**EXERCISE DIRECTIONS**
Return only the number of lines that hold "more".

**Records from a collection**
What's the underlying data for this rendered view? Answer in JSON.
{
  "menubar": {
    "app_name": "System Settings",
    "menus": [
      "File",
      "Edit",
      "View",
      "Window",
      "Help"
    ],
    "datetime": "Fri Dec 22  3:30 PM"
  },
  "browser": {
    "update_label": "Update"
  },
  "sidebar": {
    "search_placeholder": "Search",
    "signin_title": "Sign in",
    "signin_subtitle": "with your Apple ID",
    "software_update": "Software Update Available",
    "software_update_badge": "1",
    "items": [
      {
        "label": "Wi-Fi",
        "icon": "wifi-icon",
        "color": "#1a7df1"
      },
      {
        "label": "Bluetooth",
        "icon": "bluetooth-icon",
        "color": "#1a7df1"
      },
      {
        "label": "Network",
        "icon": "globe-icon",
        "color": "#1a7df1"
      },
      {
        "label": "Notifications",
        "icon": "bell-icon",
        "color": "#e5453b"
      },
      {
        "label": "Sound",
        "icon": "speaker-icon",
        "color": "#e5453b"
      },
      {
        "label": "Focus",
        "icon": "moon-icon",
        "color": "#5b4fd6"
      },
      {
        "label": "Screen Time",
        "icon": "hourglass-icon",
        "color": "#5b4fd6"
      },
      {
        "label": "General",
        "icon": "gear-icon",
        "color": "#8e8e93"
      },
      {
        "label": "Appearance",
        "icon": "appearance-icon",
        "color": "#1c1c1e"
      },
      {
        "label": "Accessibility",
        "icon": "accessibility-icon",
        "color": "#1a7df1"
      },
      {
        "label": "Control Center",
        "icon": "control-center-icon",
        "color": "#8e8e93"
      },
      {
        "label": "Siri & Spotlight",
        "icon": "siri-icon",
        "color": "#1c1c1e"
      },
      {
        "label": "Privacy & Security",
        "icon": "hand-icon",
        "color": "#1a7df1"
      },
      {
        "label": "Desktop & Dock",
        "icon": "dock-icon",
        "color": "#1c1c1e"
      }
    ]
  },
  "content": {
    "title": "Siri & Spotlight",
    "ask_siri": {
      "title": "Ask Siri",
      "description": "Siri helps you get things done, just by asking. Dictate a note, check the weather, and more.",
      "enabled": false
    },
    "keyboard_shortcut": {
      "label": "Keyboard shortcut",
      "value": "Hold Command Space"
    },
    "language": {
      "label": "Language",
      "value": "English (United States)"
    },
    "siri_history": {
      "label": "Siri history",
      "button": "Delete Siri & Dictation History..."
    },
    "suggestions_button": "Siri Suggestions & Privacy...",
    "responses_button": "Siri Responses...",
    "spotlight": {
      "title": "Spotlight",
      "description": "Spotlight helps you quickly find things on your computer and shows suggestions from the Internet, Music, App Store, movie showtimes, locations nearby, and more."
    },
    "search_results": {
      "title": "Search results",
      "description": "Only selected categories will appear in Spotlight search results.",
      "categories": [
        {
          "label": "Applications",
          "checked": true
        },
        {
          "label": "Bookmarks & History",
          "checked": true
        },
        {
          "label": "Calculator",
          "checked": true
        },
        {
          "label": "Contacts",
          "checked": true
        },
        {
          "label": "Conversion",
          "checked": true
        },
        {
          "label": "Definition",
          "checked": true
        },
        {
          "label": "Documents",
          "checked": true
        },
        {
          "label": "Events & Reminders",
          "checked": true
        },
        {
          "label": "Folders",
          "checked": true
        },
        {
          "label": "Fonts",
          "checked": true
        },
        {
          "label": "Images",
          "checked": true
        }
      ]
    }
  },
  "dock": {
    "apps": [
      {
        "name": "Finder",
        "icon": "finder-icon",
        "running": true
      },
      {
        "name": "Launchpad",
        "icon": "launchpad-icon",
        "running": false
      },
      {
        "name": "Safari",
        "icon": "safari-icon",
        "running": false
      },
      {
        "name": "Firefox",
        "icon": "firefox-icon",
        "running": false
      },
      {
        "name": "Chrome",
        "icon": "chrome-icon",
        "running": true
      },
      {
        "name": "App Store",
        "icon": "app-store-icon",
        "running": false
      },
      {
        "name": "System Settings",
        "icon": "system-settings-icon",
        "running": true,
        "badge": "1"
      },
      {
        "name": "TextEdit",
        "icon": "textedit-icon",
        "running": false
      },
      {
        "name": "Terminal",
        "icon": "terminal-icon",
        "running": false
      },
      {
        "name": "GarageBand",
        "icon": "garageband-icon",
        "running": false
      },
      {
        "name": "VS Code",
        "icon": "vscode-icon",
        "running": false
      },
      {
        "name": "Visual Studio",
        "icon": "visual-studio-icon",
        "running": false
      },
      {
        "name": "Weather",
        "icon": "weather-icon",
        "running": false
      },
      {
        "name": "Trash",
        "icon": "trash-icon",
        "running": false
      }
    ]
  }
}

**WRITTEN ANSWER**
2